- **PROBLEM TO WORK ON**
Return all of the data exactly, with nothing left out but the pictures.

— BEGIN GIVEN DATA —

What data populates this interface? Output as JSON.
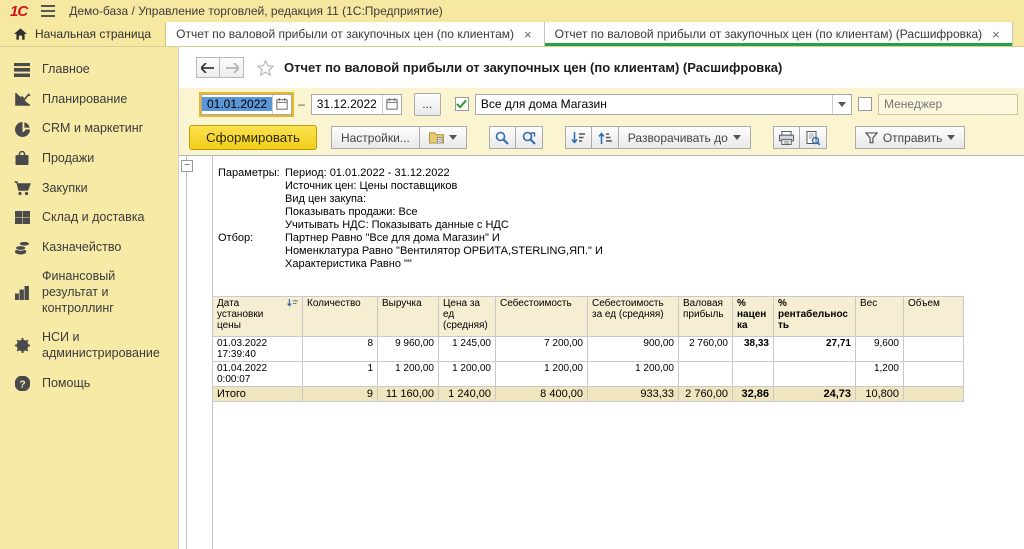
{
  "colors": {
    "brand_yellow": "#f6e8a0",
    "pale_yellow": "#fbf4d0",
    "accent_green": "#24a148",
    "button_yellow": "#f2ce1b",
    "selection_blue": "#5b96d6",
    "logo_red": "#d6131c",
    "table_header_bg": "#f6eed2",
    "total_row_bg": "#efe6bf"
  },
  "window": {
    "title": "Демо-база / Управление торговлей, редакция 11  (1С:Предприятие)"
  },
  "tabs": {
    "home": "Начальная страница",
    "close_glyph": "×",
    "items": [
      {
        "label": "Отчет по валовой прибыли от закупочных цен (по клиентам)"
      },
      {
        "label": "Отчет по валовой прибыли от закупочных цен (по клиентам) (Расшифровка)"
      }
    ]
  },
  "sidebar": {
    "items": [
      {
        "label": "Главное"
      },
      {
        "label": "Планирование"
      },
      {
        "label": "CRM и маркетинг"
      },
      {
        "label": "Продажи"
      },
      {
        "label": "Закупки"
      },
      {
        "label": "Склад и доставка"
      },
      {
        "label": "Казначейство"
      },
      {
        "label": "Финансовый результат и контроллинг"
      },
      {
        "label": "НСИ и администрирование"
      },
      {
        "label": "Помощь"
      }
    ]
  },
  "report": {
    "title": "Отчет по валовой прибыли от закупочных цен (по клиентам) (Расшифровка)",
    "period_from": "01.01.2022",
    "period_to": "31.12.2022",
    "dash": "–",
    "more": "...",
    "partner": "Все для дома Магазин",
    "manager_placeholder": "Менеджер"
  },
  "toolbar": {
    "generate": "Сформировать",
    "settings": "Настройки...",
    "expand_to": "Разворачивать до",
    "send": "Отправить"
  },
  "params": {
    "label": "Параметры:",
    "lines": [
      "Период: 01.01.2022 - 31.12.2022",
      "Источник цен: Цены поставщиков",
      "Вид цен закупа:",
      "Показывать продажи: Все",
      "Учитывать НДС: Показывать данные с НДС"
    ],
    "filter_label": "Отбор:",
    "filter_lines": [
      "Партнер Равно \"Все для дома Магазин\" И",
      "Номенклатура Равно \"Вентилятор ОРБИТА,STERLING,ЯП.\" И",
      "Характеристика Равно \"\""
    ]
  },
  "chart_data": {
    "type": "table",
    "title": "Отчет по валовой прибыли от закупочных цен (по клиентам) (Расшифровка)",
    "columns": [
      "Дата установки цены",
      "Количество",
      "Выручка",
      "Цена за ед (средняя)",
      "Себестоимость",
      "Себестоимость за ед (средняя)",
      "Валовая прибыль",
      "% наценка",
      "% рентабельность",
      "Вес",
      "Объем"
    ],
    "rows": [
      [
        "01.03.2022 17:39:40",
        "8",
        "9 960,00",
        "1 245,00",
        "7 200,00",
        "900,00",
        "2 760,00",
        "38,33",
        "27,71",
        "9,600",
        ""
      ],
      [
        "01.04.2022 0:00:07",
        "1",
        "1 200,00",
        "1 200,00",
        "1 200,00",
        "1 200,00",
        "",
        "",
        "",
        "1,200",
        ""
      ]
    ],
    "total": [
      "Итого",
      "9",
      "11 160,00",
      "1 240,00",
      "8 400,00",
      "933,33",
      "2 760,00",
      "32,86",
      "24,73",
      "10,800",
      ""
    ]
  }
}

— END GIVEN DATA —

- **FULL SOLUTION**
What data populates this interface? Output as JSON.
{
  "colors": {
    "brand_yellow": "#f6e8a0",
    "pale_yellow": "#fbf4d0",
    "accent_green": "#24a148",
    "button_yellow": "#f2ce1b",
    "selection_blue": "#5b96d6",
    "logo_red": "#d6131c",
    "table_header_bg": "#f6eed2",
    "total_row_bg": "#efe6bf"
  },
  "window": {
    "title": "Демо-база / Управление торговлей, редакция 11  (1С:Предприятие)"
  },
  "tabs": {
    "home": "Начальная страница",
    "close_glyph": "×",
    "items": [
      {
        "label": "Отчет по валовой прибыли от закупочных цен (по клиентам)"
      },
      {
        "label": "Отчет по валовой прибыли от закупочных цен (по клиентам) (Расшифровка)"
      }
    ]
  },
  "sidebar": {
    "items": [
      {
        "label": "Главное"
      },
      {
        "label": "Планирование"
      },
      {
        "label": "CRM и маркетинг"
      },
      {
        "label": "Продажи"
      },
      {
        "label": "Закупки"
      },
      {
        "label": "Склад и доставка"
      },
      {
        "label": "Казначейство"
      },
      {
        "label": "Финансовый результат и контроллинг"
      },
      {
        "label": "НСИ и администрирование"
      },
      {
        "label": "Помощь"
      }
    ]
  },
  "report": {
    "title": "Отчет по валовой прибыли от закупочных цен (по клиентам) (Расшифровка)",
    "period_from": "01.01.2022",
    "period_to": "31.12.2022",
    "dash": "–",
    "more": "...",
    "partner": "Все для дома Магазин",
    "manager_placeholder": "Менеджер"
  },
  "toolbar": {
    "generate": "Сформировать",
    "settings": "Настройки...",
    "expand_to": "Разворачивать до",
    "send": "Отправить"
  },
  "params": {
    "label": "Параметры:",
    "lines": [
      "Период: 01.01.2022 - 31.12.2022",
      "Источник цен: Цены поставщиков",
      "Вид цен закупа:",
      "Показывать продажи: Все",
      "Учитывать НДС: Показывать данные с НДС"
    ],
    "filter_label": "Отбор:",
    "filter_lines": [
      "Партнер Равно \"Все для дома Магазин\" И",
      "Номенклатура Равно \"Вентилятор ОРБИТА,STERLING,ЯП.\" И",
      "Характеристика Равно \"\""
    ]
  },
  "chart_data": {
    "type": "table",
    "title": "Отчет по валовой прибыли от закупочных цен (по клиентам) (Расшифровка)",
    "columns": [
      "Дата установки цены",
      "Количество",
      "Выручка",
      "Цена за ед (средняя)",
      "Себестоимость",
      "Себестоимость за ед (средняя)",
      "Валовая прибыль",
      "% наценка",
      "% рентабельность",
      "Вес",
      "Объем"
    ],
    "rows": [
      [
        "01.03.2022 17:39:40",
        "8",
        "9 960,00",
        "1 245,00",
        "7 200,00",
        "900,00",
        "2 760,00",
        "38,33",
        "27,71",
        "9,600",
        ""
      ],
      [
        "01.04.2022 0:00:07",
        "1",
        "1 200,00",
        "1 200,00",
        "1 200,00",
        "1 200,00",
        "",
        "",
        "",
        "1,200",
        ""
      ]
    ],
    "total": [
      "Итого",
      "9",
      "11 160,00",
      "1 240,00",
      "8 400,00",
      "933,33",
      "2 760,00",
      "32,86",
      "24,73",
      "10,800",
      ""
    ]
  }
}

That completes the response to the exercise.